INPUT RECORDS:
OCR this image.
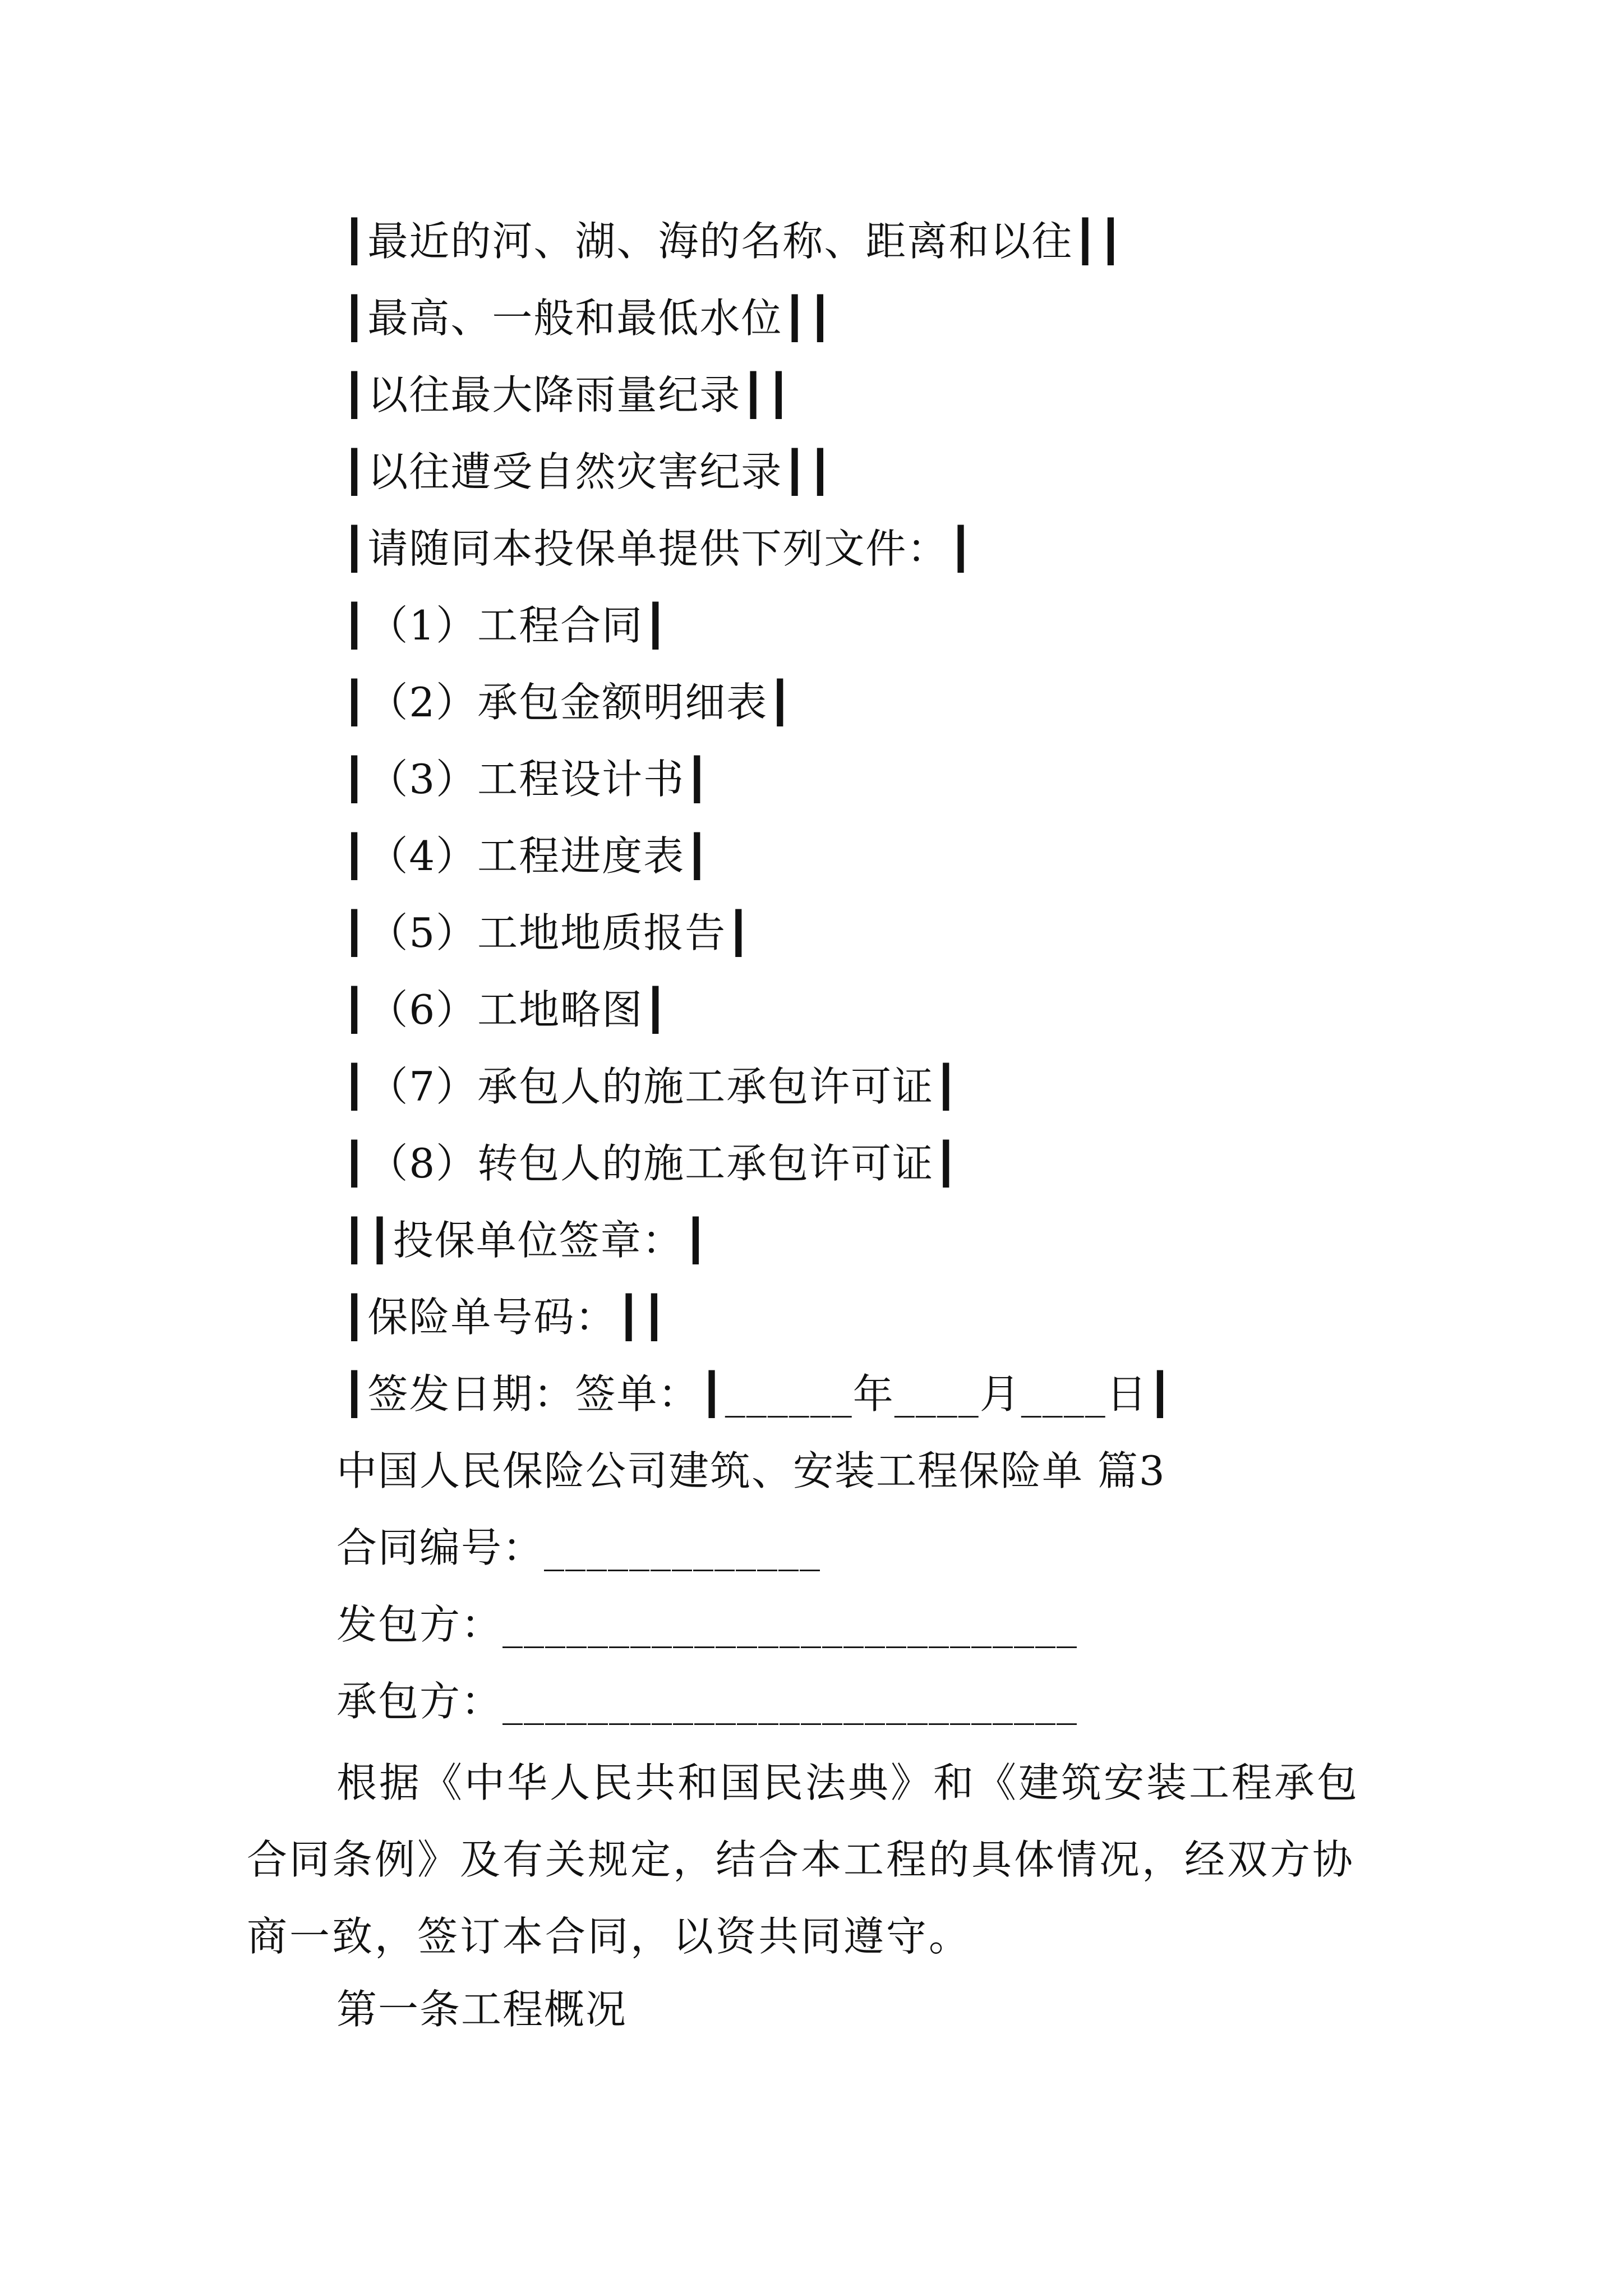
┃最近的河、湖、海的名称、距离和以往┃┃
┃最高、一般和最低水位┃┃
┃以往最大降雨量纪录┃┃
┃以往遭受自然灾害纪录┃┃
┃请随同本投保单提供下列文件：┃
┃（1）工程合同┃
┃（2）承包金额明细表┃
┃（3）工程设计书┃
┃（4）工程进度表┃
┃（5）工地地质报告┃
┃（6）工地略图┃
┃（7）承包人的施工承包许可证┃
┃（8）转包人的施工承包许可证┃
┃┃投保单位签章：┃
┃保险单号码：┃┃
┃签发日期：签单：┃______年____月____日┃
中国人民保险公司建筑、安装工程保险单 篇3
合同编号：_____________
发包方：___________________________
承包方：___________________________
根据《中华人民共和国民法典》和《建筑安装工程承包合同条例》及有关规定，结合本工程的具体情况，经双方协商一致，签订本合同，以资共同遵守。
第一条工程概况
...
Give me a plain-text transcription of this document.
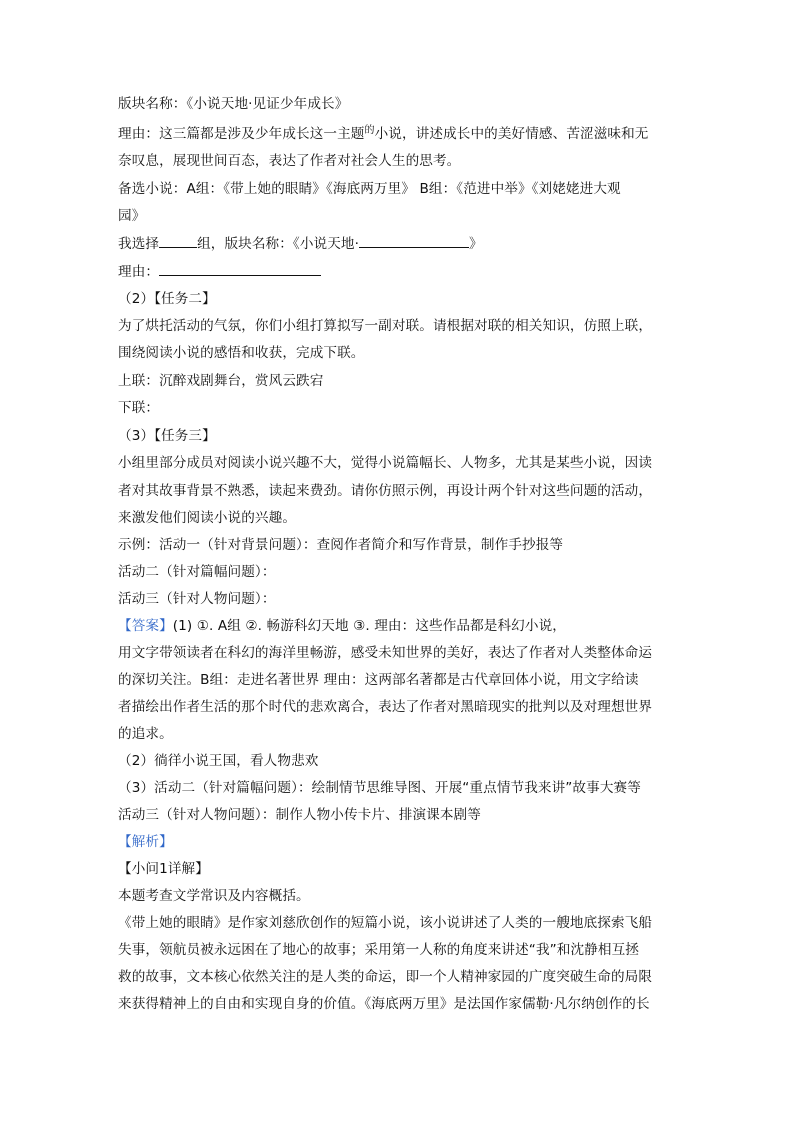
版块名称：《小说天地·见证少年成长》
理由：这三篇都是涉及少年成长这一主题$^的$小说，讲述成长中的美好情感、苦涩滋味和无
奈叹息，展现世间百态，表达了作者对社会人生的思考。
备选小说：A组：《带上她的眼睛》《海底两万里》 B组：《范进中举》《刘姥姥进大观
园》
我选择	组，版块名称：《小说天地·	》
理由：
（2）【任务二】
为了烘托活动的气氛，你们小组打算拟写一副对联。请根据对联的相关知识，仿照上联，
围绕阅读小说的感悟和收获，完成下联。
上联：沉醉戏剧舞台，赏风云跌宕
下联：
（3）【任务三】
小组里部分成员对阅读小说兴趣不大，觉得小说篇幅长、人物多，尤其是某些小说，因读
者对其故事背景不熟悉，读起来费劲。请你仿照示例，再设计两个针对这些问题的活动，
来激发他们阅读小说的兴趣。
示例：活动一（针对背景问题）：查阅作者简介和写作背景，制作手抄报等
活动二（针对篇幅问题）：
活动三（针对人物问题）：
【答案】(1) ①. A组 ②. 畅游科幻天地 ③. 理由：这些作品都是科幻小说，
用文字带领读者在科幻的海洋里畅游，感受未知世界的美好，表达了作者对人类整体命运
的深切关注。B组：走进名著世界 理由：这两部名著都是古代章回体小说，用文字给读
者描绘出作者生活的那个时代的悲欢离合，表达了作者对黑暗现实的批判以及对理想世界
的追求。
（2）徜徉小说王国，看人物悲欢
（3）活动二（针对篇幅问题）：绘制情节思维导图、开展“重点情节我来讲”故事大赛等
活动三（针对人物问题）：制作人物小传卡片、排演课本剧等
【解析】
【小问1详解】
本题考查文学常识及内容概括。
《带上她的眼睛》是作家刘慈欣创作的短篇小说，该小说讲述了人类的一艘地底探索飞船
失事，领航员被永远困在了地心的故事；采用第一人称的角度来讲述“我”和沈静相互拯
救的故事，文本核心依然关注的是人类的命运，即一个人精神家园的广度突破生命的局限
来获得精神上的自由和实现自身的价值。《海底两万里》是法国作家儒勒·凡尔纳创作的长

GIVEN TASK:
From the listing above, collect every line that mentions the word "带上她的眼睛".

THE COMPLETED TASK:
备选小说：A组：《带上她的眼睛》《海底两万里》 B组：《范进中举》《刘姥姥进大观
《带上她的眼睛》是作家刘慈欣创作的短篇小说，该小说讲述了人类的一艘地底探索飞船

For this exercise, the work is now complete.